Extracted records
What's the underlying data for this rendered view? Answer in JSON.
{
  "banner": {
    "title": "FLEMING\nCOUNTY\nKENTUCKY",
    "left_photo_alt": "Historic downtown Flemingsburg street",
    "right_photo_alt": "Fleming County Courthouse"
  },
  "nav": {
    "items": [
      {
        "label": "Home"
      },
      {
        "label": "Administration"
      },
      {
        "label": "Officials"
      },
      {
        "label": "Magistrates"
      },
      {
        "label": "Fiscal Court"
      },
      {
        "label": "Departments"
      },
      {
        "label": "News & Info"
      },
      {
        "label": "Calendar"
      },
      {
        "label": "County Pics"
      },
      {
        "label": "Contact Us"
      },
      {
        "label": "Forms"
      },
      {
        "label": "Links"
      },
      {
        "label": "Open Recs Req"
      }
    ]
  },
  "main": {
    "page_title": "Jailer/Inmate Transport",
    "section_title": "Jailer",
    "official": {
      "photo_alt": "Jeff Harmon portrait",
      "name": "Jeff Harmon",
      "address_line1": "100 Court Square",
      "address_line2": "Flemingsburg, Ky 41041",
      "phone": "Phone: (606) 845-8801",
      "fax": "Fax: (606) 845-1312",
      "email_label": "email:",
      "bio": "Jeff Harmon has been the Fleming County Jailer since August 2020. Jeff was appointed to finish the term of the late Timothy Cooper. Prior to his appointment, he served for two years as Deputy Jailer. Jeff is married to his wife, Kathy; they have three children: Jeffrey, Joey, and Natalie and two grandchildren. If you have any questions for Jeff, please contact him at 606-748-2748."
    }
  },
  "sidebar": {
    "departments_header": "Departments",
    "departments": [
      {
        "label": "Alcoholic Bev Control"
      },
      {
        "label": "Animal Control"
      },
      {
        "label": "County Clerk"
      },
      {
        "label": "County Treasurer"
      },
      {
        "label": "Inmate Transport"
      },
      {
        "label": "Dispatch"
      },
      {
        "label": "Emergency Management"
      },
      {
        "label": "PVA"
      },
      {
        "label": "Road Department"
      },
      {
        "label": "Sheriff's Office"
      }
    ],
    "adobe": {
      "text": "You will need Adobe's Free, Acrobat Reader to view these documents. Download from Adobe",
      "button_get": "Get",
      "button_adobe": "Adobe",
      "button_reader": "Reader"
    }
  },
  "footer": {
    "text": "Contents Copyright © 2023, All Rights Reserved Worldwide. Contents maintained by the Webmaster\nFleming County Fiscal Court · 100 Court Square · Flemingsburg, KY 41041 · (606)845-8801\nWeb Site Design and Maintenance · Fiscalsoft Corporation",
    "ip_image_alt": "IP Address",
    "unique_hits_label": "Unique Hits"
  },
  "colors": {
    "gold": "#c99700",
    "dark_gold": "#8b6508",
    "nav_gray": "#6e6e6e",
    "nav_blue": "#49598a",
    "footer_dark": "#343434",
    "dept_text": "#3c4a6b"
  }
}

* * *

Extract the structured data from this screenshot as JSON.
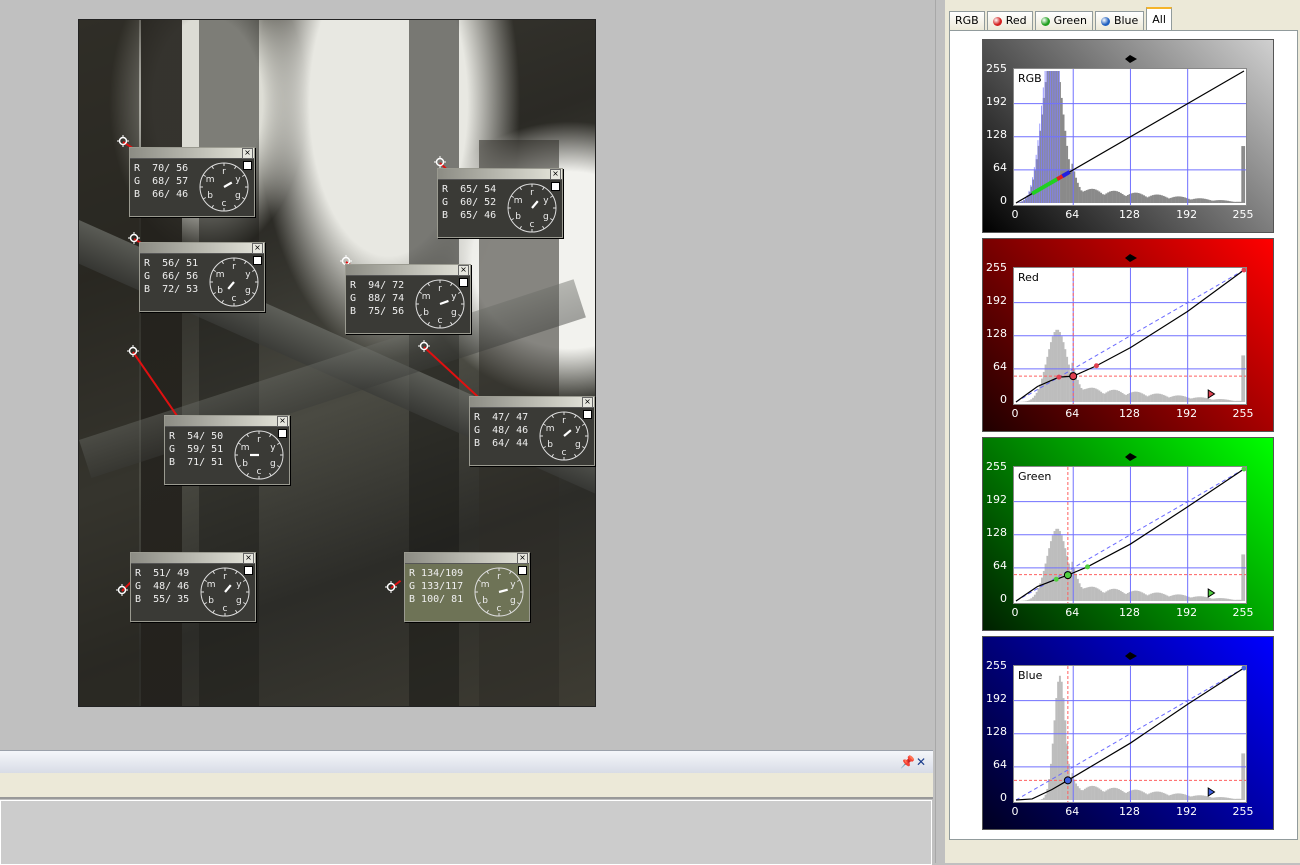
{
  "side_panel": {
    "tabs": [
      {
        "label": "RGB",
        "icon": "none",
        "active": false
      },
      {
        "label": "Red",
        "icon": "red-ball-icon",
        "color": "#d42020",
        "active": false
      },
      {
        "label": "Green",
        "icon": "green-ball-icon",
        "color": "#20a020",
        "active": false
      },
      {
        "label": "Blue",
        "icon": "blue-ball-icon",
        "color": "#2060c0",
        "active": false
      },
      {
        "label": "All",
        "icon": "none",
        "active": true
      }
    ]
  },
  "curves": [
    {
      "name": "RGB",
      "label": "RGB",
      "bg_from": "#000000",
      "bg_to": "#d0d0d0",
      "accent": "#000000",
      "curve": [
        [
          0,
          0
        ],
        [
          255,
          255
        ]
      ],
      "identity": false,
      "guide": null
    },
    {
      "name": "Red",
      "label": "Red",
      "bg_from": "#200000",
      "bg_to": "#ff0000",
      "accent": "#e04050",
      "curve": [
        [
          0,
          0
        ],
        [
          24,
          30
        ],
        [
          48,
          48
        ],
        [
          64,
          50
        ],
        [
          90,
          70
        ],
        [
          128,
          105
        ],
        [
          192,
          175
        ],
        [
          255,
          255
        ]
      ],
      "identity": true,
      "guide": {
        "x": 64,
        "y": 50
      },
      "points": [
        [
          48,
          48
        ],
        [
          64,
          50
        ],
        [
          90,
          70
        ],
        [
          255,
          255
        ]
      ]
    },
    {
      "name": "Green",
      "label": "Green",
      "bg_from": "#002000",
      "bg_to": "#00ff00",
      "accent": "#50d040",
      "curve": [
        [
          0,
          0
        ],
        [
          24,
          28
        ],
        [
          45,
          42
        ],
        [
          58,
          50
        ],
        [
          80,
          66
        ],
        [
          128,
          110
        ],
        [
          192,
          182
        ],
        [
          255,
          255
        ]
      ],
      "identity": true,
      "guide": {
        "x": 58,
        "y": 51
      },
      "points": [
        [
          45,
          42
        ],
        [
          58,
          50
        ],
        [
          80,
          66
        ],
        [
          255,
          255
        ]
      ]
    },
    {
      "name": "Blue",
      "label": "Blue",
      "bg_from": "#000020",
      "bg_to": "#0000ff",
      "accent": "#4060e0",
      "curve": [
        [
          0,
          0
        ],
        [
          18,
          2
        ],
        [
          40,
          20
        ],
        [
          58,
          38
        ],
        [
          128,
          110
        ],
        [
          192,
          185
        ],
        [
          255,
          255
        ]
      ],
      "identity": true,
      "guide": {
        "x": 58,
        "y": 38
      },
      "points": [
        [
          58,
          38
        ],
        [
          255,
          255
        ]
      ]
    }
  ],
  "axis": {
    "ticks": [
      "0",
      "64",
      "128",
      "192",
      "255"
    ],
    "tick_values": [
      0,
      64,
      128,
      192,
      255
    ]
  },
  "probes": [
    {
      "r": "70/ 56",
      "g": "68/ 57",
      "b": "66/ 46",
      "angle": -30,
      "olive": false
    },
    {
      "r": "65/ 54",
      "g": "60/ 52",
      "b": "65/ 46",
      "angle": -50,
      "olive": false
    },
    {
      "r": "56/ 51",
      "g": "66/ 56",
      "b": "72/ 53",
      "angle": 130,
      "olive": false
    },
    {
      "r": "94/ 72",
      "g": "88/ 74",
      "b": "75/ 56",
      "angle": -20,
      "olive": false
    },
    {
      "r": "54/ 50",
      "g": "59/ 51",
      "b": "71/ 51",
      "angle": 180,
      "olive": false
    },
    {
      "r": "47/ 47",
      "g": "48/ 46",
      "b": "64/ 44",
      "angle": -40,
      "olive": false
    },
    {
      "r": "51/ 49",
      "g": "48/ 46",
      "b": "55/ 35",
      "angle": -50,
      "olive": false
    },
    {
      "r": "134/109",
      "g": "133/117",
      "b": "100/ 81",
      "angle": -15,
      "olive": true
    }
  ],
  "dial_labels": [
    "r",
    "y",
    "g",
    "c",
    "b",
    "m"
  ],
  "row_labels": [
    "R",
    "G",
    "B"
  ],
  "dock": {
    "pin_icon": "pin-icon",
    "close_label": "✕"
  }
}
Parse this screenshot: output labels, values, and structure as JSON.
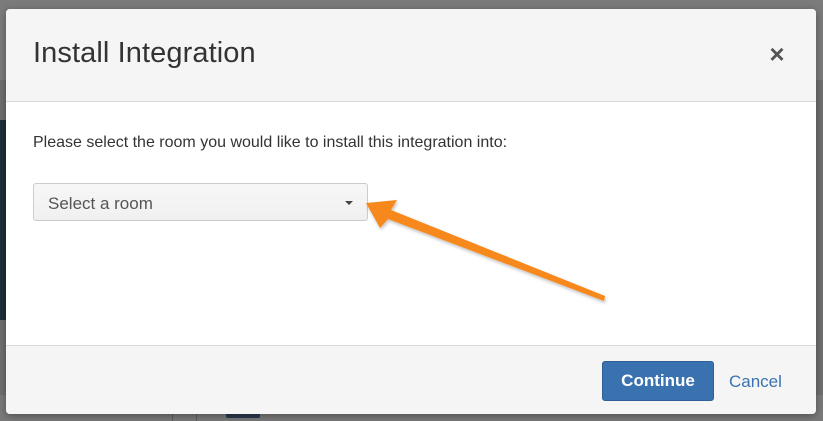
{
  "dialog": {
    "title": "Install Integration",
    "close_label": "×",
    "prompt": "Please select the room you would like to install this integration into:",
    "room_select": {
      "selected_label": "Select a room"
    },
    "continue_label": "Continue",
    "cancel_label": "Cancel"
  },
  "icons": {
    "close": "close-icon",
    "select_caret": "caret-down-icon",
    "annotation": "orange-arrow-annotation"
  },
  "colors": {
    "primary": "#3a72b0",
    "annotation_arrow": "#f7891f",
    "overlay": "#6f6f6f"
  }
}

* * *

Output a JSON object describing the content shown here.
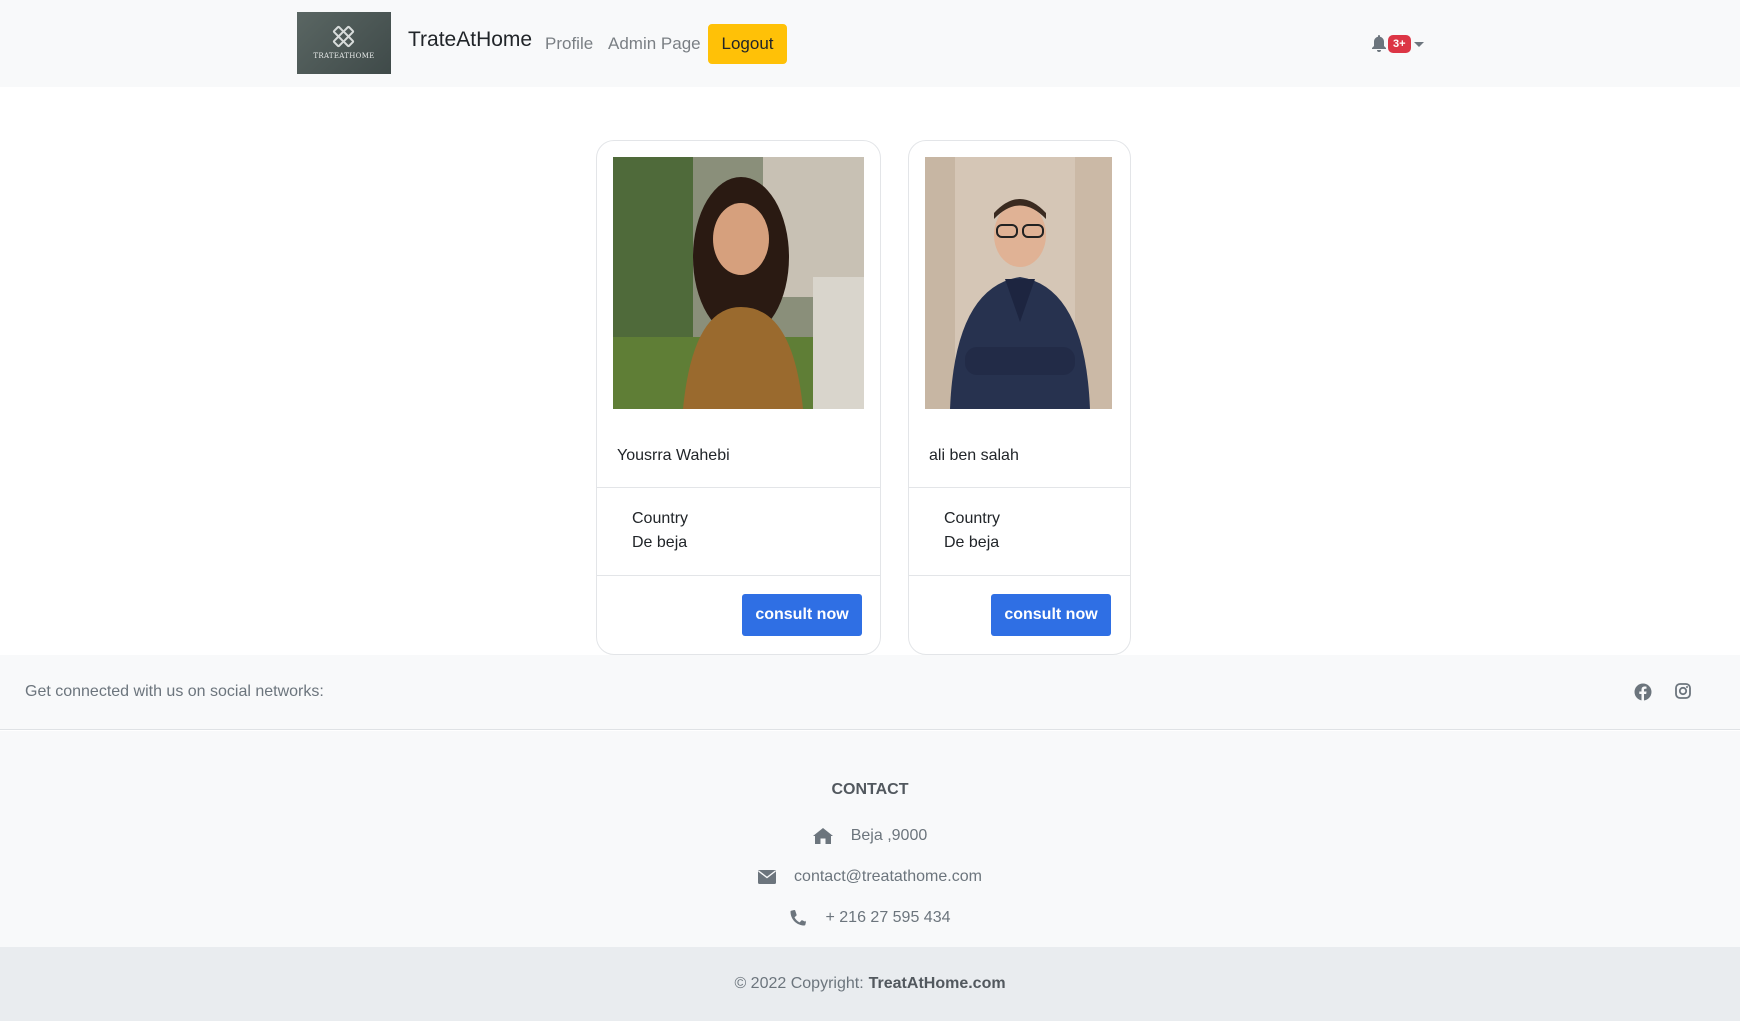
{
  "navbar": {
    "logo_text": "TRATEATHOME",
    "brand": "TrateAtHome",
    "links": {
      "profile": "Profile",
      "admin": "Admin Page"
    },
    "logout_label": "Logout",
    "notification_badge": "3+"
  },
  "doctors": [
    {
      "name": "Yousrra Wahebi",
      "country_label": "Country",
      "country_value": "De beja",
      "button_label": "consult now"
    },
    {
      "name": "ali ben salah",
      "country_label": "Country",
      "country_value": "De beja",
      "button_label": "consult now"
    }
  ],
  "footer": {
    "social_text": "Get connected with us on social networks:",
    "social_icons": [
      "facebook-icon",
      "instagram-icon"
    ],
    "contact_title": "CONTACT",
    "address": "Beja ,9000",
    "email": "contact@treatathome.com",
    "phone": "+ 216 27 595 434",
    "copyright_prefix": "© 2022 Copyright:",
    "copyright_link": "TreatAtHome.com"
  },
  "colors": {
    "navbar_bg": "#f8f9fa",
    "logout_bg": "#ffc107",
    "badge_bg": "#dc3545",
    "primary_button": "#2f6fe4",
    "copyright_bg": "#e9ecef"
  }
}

• _Aim_:
Above are the records. Identify each line that contains the word "Inmate".

• _Completed exercise_:
    "page_title": "Jailer/Inmate Transport",
        "label": "Inmate Transport"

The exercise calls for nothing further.